=== Stored records ===
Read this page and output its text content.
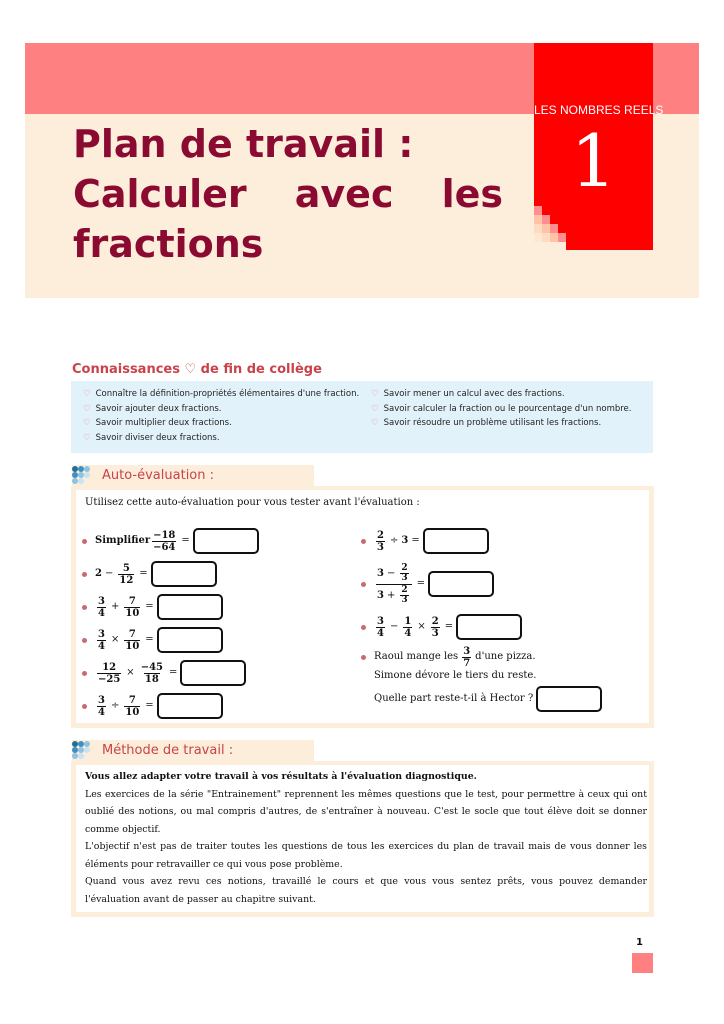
Plan de travail :
Calculer avec les
fractions
LES NOMBRES REELS
1
Connaissances ♡ de fin de collège
♡ Connaître la définition-propriétés élémentaires d'une fraction.
♡ Savoir ajouter deux fractions.
♡ Savoir multiplier deux fractions.
♡ Savoir diviser deux fractions.
♡ Savoir mener un calcul avec des fractions.
♡ Savoir calculer la fraction ou le pourcentage d'un nombre.
♡ Savoir résoudre un problème utilisant les fractions.
Auto-évaluation :
Utilisez cette auto-évaluation pour vous tester avant l'évaluation :
Simplifier $\frac{-18}{-64}$ =
$2 - \frac{5}{12}$ =
$\frac{3}{4} + \frac{7}{10}$ =
$\frac{3}{4} \times \frac{7}{10}$ =
$\frac{12}{-25} \times \frac{-45}{18}$ =
$\frac{3}{4} \div \frac{7}{10}$ =
$\frac{2}{3} \div 3$ =
$\frac{3 - \frac{2}{3}}{3 + \frac{2}{3}}$ =
$\frac{3}{4} - \frac{1}{4} \times \frac{2}{3}$ =
Raoul mange les $\frac{3}{7} d'une$ pizza.
Simone dévore le tiers du reste.
Quelle part reste-t-il à Hector ?
Méthode de travail :

Vous allez adapter votre travail à vos résultats à l'évaluation diagnostique.

Les exercices de la série "Entrainement" reprennent les mêmes questions que le test, pour permettre à ceux qui ont oublié des notions, ou mal compris d'autres, de s'entraîner à nouveau. C'est le socle que tout élève doit se donner comme objectif.

L'objectif n'est pas de traiter toutes les questions de tous les exercices du plan de travail mais de vous donner les éléments pour retravailler ce qui vous pose problème.

Quand vous avez revu ces notions, travaillé le cours et que vous vous sentez prêts, vous pouvez demander l'évaluation avant de passer au chapitre suivant.

1
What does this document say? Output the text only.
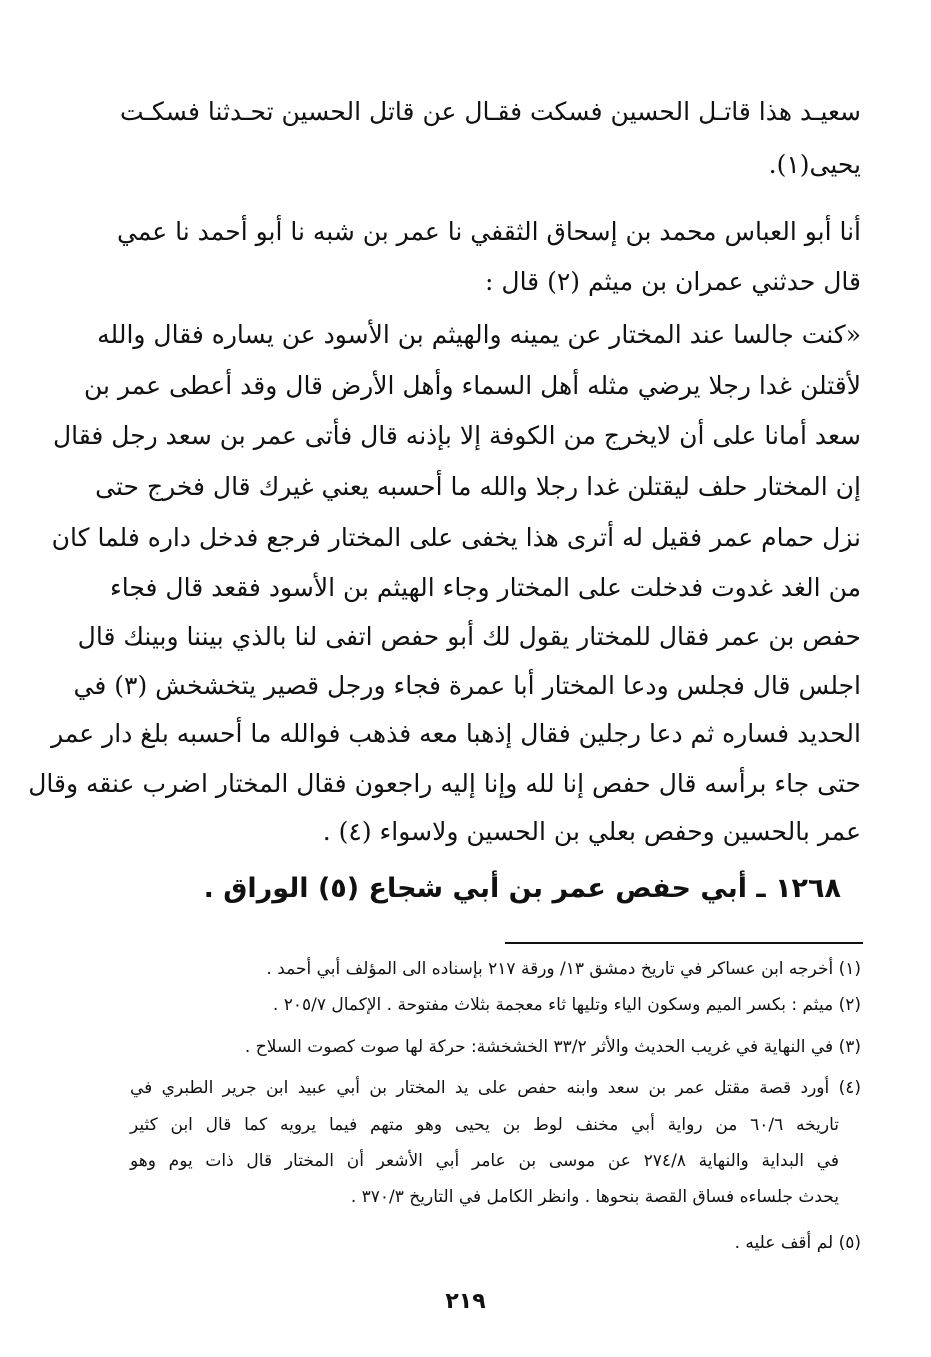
سعيـد هذا قاتـل الحسين فسكت فقـال عن قاتل الحسين تحـدثنا فسكـت
يحيى(١).
أنا أبو العباس محمد بن إسحاق الثقفي نا عمر بن شبه نا أبو أحمد نا عمي
قال حدثني عمران بن ميثم (٢) قال :
«كنت جالسا عند المختار عن يمينه والهيثم بن الأسود عن يساره فقال والله
لأقتلن غدا رجلا يرضي مثله أهل السماء وأهل الأرض قال وقد أعطى عمر بن
سعد أمانا على أن لايخرج من الكوفة إلا بإذنه قال فأتى عمر بن سعد رجل فقال
إن المختار حلف ليقتلن غدا رجلا والله ما أحسبه يعني غيرك قال فخرج حتى
نزل حمام عمر فقيل له أترى هذا يخفى على المختار فرجع فدخل داره فلما كان
من الغد غدوت فدخلت على المختار وجاء الهيثم بن الأسود فقعد قال فجاء
حفص بن عمر فقال للمختار يقول لك أبو حفص اتفى لنا بالذي بيننا وبينك قال
اجلس قال فجلس ودعا المختار أبا عمرة فجاء ورجل قصير يتخشخش (٣) في
الحديد فساره ثم دعا رجلين فقال إذهبا معه فذهب فوالله ما أحسبه بلغ دار عمر
حتى جاء برأسه قال حفص إنا لله وإنا إليه راجعون فقال المختار اضرب عنقه وقال
عمر بالحسين وحفص بعلي بن الحسين ولاسواء (٤) .
١٢٦٨ ـ أبي حفص عمر بن أبي شجاع (٥) الوراق .
(١) أخرجه ابن عساكر في تاريخ دمشق ١٣/ ورقة ٢١٧ بإسناده الى المؤلف أبي أحمد .
(٢) ميثم : بكسر الميم وسكون الياء وتليها ثاء معجمة بثلاث مفتوحة . الإكمال ٢٠٥/٧ .
(٣) في النهاية في غريب الحديث والأثر ٣٣/٢ الخشخشة: حركة لها صوت كصوت السلاح .
(٤) أورد قصة مقتل عمر بن سعد وابنه حفص على يد المختار بن أبي عبيد ابن جرير الطبري في
تاريخه ٦٠/٦ من رواية أبي مخنف لوط بن يحيى وهو متهم فيما يرويه كما قال ابن كثير
في البداية والنهاية ٢٧٤/٨ عن موسى بن عامر أبي الأشعر أن المختار قال ذات يوم وهو
يحدث جلساءه فساق القصة بنحوها . وانظر الكامل في التاريخ ٣٧٠/٣ .
(٥) لم أقف عليه .
٢١٩
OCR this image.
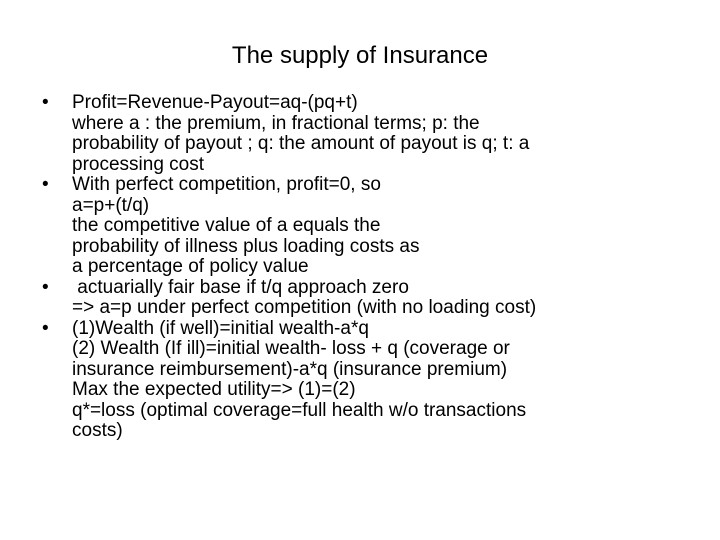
The supply of Insurance
• Profit=Revenue-Payout=aq-(pq+t)
where a : the premium, in fractional terms; p: the
probability of payout ; q: the amount of payout is q; t: a
processing cost
• With perfect competition, profit=0, so
a=p+(t/q)
the competitive value of a equals the
probability of illness plus loading costs as
a percentage of policy value
• actuarially fair base if t/q approach zero
=> a=p under perfect competition (with no loading cost)
• (1)Wealth (if well)=initial wealth-a*q
(2) Wealth (If ill)=initial wealth- loss + q (coverage or
insurance reimbursement)-a*q (insurance premium)
Max the expected utility=> (1)=(2)
q*=loss (optimal coverage=full health w/o transactions
costs)
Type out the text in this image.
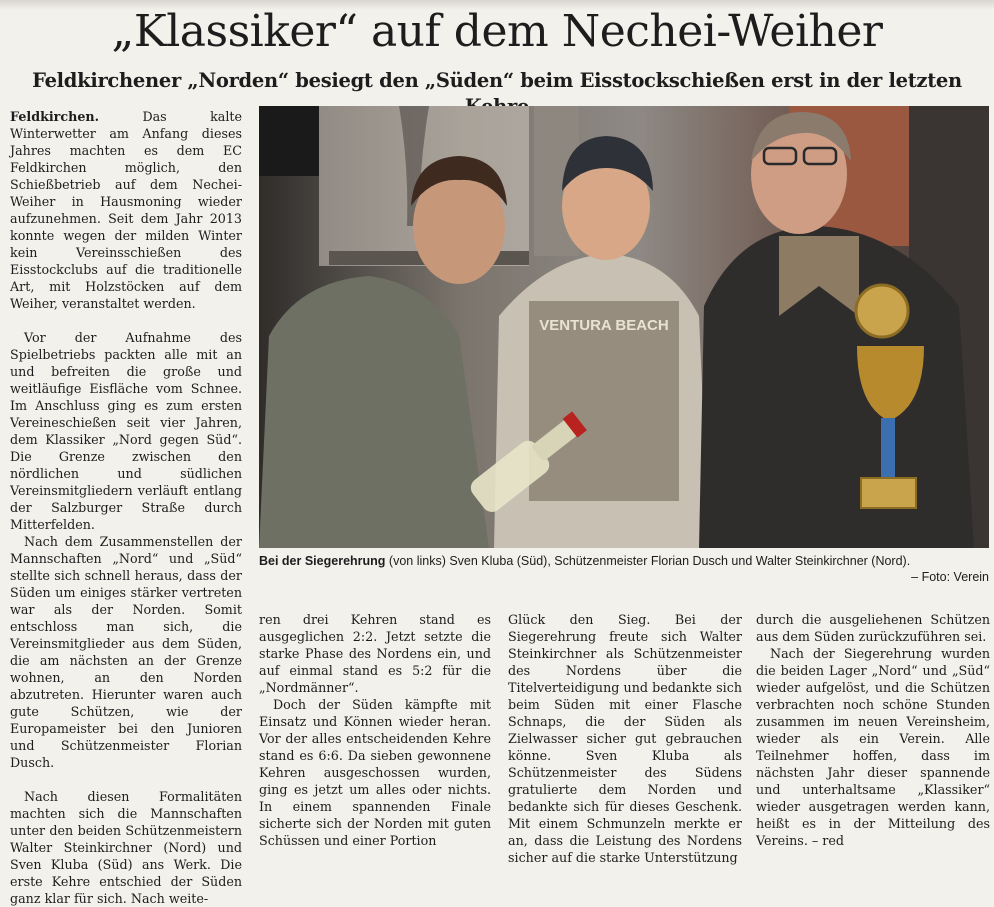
„Klassiker“ auf dem Nechei-Weiher
Feldkirchener „Norden“ besiegt den „Süden“ beim Eisstockschießen erst in der letzten

Feldkirchen. Das kalte Winterwetter am Anfang dieses Jahres machten es dem EC Feldkirchen möglich, den Schießbetrieb auf dem Nechei-Weiher in Hausmoning wieder aufzunehmen. Seit dem Jahr 2013 konnte wegen der milden Winter kein Vereinsschießen des Eisstockclubs auf die traditionelle Art, mit Holzstöcken auf dem Weiher, veranstaltet werden.

Vor der Aufnahme des Spielbetriebs packten alle mit an und befreiten die große und weitläufige Eisfläche vom Schnee. Im Anschluss ging es zum ersten Vereineschießen seit vier Jahren, dem Klassiker „Nord gegen Süd“. Die Grenze zwischen den nördlichen und südlichen Vereinsmitgliedern verläuft entlang der Salzburger Straße durch Mitterfelden.

Nach dem Zusammenstellen der Mannschaften „Nord“ und „Süd“ stellte sich schnell heraus, dass der Süden um einiges stärker vertreten war als der Norden. Somit entschloss man sich, die Vereinsmitglieder aus dem Süden, die am nächsten an der Grenze wohnen, an den Norden abzutreten. Hierunter waren auch gute Schützen, wie der Europameister bei den Junioren und Schützenmeister Florian Dusch.

Nach diesen Formalitäten machten sich die Mannschaften unter den beiden Schützenmeistern Walter Steinkirchner (Nord) und Sven Kluba (Süd) ans Werk. Die erste Kehre entschied der Süden ganz klar für sich. Nach weite-

VENTURA BEACH
Bei der Siegerehrung (von links) Sven Kluba (Süd), Schützenmeister Florian Dusch und Walter Steinkirchner (Nord).
– Foto: Verein

ren drei Kehren stand es ausgeglichen 2:2. Jetzt setzte die starke Phase des Nordens ein, und auf einmal stand es 5:2 für die „Nordmänner“.

Doch der Süden kämpfte mit Einsatz und Können wieder heran. Vor der alles entscheidenden Kehre stand es 6:6. Da sieben gewonnene Kehren ausgeschossen wurden, ging es jetzt um alles oder nichts. In einem spannenden Finale sicherte sich der Norden mit guten Schüssen und einer Portion

Glück den Sieg. Bei der Siegerehrung freute sich Walter Steinkirchner als Schützenmeister des Nordens über die Titelverteidigung und bedankte sich beim Süden mit einer Flasche Schnaps, die der Süden als Zielwasser sicher gut gebrauchen könne. Sven Kluba als Schützenmeister des Südens gratulierte dem Norden und bedankte sich für dieses Geschenk. Mit einem Schmunzeln merkte er an, dass die Leistung des Nordens sicher auf die starke Unterstützung

durch die ausgeliehenen Schützen aus dem Süden zurückzuführen sei.

Nach der Siegerehrung wurden die beiden Lager „Nord“ und „Süd“ wieder aufgelöst, und die Schützen verbrachten noch schöne Stunden zusammen im neuen Vereinsheim, wieder als ein Verein. Alle Teilnehmer hoffen, dass im nächsten Jahr dieser spannende und unterhaltsame „Klassiker“ wieder ausgetragen werden kann, heißt es in der Mitteilung des Vereins. – red
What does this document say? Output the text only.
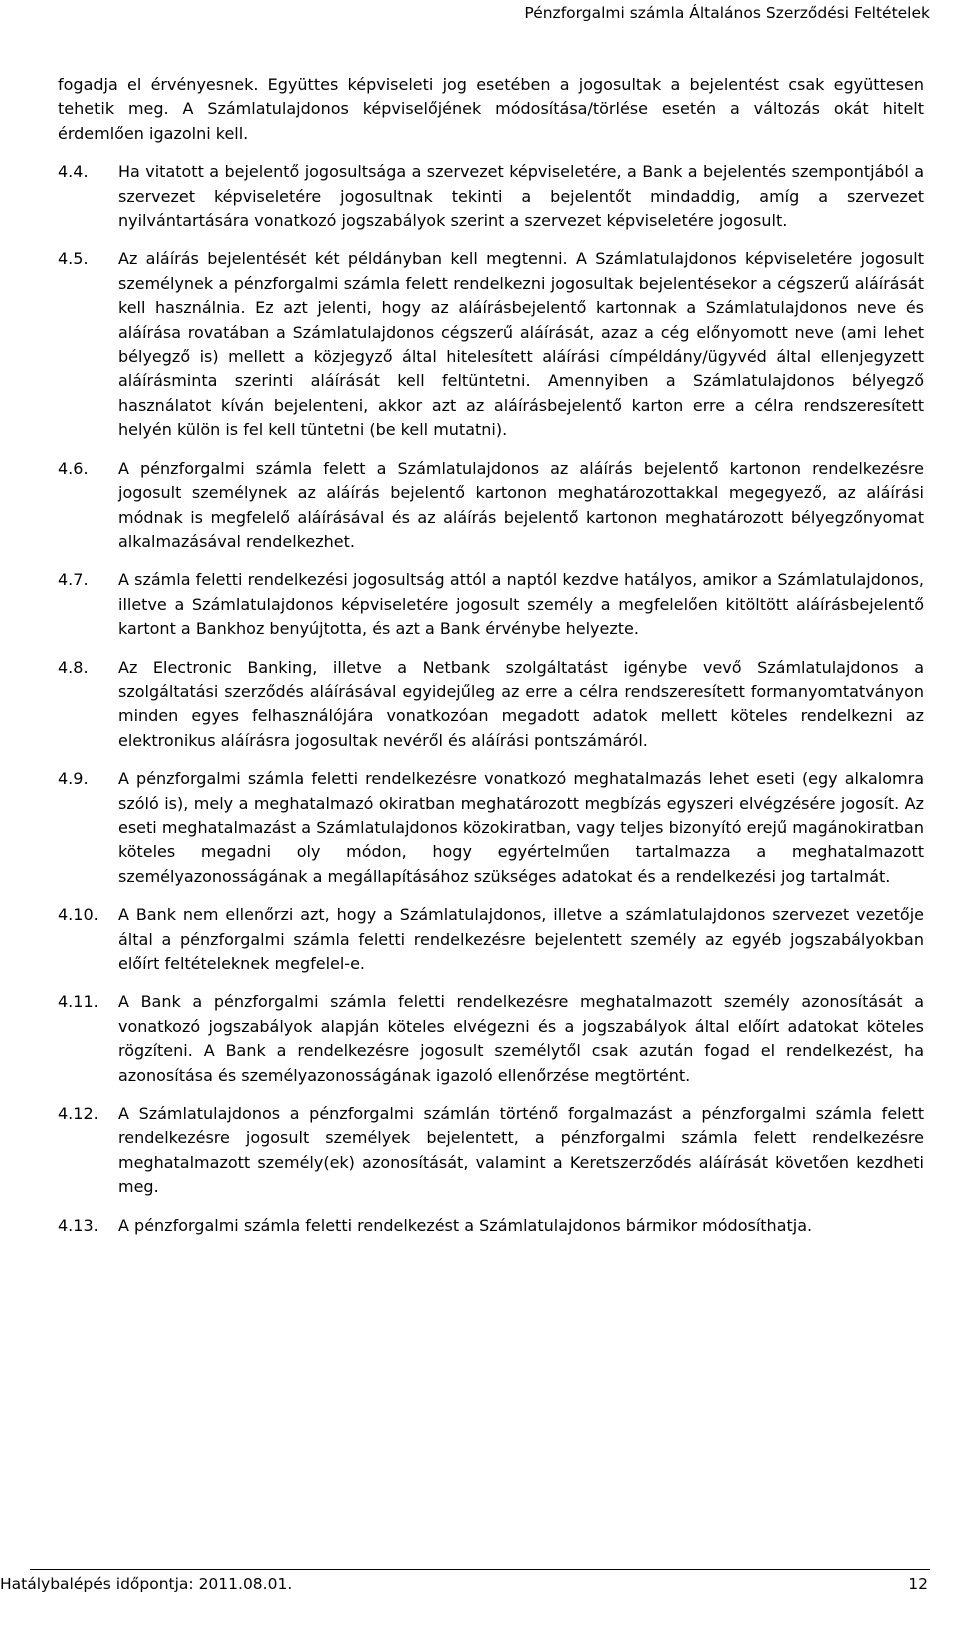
Pénzforgalmi számla Általános Szerződési Feltételek

fogadja el érvényesnek. Együttes képviseleti jog esetében a jogosultak a bejelentést csak együttesen tehetik meg. A Számlatulajdonos képviselőjének módosítása/törlése esetén a változás okát hitelt érdemlően igazolni kell.

4.4.	Ha vitatott a bejelentő jogosultsága a szervezet képviseletére, a Bank a bejelentés szempontjából a szervezet képviseletére jogosultnak tekinti a bejelentőt mindaddig, amíg a szervezet nyilvántartására vonatkozó jogszabályok szerint a szervezet képviseletére jogosult.

4.5.	Az aláírás bejelentését két példányban kell megtenni. A Számlatulajdonos képviseletére jogosult személynek a pénzforgalmi számla felett rendelkezni jogosultak bejelentésekor a cégszerű aláírását kell használnia. Ez azt jelenti, hogy az aláírásbejelentő kartonnak a Számlatulajdonos neve és aláírása rovatában a Számlatulajdonos cégszerű aláírását, azaz a cég előnyomott neve (ami lehet bélyegző is) mellett a közjegyző által hitelesített aláírási címpéldány/ügyvéd által ellenjegyzett aláírásminta szerinti aláírását kell feltüntetni. Amennyiben a Számlatulajdonos bélyegző használatot kíván bejelenteni, akkor azt az aláírásbejelentő karton erre a célra rendszeresített helyén külön is fel kell tüntetni (be kell mutatni).

4.6.	A pénzforgalmi számla felett a Számlatulajdonos az aláírás bejelentő kartonon rendelkezésre jogosult személynek az aláírás bejelentő kartonon meghatározottakkal megegyező, az aláírási módnak is megfelelő aláírásával és az aláírás bejelentő kartonon meghatározott bélyegzőnyomat alkalmazásával rendelkezhet.

4.7.	A számla feletti rendelkezési jogosultság attól a naptól kezdve hatályos, amikor a Számlatulajdonos, illetve a Számlatulajdonos képviseletére jogosult személy a megfelelően kitöltött aláírásbejelentő kartont a Bankhoz benyújtotta, és azt a Bank érvénybe helyezte.

4.8.	Az Electronic Banking, illetve a Netbank szolgáltatást igénybe vevő Számlatulajdonos a szolgáltatási szerződés aláírásával egyidejűleg az erre a célra rendszeresített formanyomtatványon minden egyes felhasználójára vonatkozóan megadott adatok mellett köteles rendelkezni az elektronikus aláírásra jogosultak nevéről és aláírási pontszámáról.

4.9.	A pénzforgalmi számla feletti rendelkezésre vonatkozó meghatalmazás lehet eseti (egy alkalomra szóló is), mely a meghatalmazó okiratban meghatározott megbízás egyszeri elvégzésére jogosít. Az eseti meghatalmazást a Számlatulajdonos közokiratban, vagy teljes bizonyító erejű magánokiratban köteles megadni oly módon, hogy egyértelműen tartalmazza a meghatalmazott személyazonosságának a megállapításához szükséges adatokat és a rendelkezési jog tartalmát.

4.10.	A Bank nem ellenőrzi azt, hogy a Számlatulajdonos, illetve a számlatulajdonos szervezet vezetője által a pénzforgalmi számla feletti rendelkezésre bejelentett személy az egyéb jogszabályokban előírt feltételeknek megfelel-e.

4.11.	A Bank a pénzforgalmi számla feletti rendelkezésre meghatalmazott személy azonosítását a vonatkozó jogszabályok alapján köteles elvégezni és a jogszabályok által előírt adatokat köteles rögzíteni. A Bank a rendelkezésre jogosult személytől csak azután fogad el rendelkezést, ha azonosítása és személyazonosságának igazoló ellenőrzése megtörtént.

4.12.	A Számlatulajdonos a pénzforgalmi számlán történő forgalmazást a pénzforgalmi számla felett rendelkezésre jogosult személyek bejelentett, a pénzforgalmi számla felett rendelkezésre meghatalmazott személy(ek) azonosítását, valamint a Keretszerződés aláírását követően kezdheti meg.

4.13.	A pénzforgalmi számla feletti rendelkezést a Számlatulajdonos bármikor módosíthatja.

Hatálybalépés időpontja: 2011.08.01.	12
===
Set task: Scan the listing above and identify each line holding the string "text"; copy every such line.

The answer:
Read this page and output its text content.
What does this document say? Output the text only.
Type out the text in this image.
What does this document say? Output the text only.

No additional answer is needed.